**Brief**
Pick out the lines below with "bags" and list them.

**Data section**
** START **

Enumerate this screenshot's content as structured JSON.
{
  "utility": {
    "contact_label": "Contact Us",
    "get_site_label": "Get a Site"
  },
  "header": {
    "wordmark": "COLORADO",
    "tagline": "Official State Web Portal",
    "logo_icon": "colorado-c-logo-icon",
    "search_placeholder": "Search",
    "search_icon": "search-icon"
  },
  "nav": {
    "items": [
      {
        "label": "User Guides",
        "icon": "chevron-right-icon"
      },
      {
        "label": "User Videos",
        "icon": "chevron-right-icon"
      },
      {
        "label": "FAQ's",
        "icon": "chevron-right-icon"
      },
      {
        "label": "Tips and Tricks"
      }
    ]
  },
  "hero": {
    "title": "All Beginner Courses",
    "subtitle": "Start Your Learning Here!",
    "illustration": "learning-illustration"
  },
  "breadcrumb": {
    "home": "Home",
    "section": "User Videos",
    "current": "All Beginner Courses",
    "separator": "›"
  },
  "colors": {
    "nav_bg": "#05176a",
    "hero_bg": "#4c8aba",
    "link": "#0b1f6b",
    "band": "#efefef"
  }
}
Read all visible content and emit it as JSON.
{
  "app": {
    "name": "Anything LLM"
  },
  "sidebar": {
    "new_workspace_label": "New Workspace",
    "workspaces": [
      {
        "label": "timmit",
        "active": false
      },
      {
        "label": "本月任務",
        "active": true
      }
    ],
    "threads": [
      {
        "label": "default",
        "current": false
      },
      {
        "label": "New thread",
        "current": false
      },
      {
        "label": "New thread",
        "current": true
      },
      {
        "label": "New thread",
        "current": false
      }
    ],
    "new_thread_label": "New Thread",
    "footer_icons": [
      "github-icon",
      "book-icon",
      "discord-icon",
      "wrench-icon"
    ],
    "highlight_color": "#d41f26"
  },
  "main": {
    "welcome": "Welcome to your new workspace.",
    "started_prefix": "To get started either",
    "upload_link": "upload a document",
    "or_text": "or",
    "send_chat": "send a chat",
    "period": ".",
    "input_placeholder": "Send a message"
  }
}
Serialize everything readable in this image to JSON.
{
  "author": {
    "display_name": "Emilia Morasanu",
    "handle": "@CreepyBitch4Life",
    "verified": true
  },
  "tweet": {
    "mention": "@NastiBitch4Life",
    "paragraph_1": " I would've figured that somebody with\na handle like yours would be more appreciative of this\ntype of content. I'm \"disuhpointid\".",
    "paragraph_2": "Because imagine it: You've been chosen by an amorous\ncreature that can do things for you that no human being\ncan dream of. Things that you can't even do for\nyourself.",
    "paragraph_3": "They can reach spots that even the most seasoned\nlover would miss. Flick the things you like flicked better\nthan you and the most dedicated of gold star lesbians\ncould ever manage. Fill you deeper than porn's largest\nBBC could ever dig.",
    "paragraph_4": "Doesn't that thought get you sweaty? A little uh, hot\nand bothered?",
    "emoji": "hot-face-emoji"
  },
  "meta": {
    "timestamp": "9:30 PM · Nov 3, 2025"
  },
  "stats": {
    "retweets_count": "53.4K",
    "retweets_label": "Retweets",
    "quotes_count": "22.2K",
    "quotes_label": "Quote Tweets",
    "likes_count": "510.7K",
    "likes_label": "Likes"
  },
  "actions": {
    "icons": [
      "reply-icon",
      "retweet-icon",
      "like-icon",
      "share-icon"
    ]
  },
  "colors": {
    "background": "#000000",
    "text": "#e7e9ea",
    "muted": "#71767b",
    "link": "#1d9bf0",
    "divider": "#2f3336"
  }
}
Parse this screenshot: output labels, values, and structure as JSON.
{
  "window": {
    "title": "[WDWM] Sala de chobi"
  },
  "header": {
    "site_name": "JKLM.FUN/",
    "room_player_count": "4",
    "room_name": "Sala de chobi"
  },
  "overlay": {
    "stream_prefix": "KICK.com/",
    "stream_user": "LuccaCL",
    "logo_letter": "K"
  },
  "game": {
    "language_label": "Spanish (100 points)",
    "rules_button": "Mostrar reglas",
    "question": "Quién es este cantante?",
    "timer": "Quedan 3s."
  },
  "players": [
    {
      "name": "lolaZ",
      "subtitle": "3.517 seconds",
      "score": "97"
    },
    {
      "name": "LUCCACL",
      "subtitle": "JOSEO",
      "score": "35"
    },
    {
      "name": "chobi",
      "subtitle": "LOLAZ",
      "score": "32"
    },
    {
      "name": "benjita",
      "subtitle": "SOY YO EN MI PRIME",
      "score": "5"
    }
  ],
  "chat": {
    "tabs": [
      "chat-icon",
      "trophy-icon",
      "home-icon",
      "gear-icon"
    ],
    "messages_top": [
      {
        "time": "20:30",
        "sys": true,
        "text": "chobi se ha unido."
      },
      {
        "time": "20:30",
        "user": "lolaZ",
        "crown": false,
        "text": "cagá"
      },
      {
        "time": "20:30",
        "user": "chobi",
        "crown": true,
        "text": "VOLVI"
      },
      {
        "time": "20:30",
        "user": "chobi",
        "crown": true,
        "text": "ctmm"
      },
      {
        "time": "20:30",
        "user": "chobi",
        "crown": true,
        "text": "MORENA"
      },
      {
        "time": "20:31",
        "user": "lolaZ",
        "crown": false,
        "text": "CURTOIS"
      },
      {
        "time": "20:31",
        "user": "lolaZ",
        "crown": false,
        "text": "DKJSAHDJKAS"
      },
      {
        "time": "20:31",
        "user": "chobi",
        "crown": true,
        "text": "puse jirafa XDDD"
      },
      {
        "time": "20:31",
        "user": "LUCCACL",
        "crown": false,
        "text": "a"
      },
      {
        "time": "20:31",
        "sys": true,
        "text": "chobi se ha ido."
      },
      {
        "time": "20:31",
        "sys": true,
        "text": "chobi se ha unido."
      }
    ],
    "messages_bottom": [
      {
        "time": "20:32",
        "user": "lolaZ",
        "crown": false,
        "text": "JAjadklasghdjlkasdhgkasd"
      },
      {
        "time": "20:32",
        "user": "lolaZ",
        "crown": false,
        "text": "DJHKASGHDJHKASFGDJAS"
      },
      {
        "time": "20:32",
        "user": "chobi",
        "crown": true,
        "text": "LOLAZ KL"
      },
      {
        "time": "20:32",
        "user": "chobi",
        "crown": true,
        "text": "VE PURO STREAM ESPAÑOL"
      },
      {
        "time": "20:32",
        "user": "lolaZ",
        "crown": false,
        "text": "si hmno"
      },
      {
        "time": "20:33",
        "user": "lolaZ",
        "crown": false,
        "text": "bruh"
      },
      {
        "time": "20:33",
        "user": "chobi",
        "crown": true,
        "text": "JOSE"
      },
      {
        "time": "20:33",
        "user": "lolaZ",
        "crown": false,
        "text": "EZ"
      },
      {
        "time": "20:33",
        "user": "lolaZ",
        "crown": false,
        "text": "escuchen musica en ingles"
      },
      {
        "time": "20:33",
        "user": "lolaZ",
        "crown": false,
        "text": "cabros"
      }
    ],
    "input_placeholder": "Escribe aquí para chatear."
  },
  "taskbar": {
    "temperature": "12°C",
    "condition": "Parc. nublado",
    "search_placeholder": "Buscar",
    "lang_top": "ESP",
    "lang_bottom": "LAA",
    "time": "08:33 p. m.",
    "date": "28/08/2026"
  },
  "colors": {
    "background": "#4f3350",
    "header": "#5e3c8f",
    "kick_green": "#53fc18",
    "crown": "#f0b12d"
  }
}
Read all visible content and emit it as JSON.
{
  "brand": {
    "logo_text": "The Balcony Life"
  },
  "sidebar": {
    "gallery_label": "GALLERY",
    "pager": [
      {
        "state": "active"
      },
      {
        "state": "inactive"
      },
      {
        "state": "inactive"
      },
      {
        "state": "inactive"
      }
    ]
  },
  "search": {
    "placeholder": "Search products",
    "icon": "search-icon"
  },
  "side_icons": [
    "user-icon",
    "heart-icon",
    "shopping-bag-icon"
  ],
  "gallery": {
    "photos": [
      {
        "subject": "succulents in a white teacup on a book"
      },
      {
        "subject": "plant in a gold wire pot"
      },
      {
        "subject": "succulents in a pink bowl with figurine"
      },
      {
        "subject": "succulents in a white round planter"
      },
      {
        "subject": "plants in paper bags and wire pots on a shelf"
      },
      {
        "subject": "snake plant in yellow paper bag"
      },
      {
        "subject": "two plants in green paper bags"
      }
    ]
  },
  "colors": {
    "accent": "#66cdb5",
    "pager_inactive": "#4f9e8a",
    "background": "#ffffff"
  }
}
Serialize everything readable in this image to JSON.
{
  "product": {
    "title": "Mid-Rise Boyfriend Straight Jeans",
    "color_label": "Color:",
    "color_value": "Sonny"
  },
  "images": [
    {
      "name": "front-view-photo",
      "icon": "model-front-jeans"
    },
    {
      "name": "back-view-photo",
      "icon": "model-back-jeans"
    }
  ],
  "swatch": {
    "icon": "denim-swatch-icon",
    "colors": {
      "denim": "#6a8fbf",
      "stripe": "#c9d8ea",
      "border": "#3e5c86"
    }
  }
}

** END **

**Result for this task**
        "subject": "plants in paper bags and wire pots on a shelf"
        "subject": "two plants in green paper bags"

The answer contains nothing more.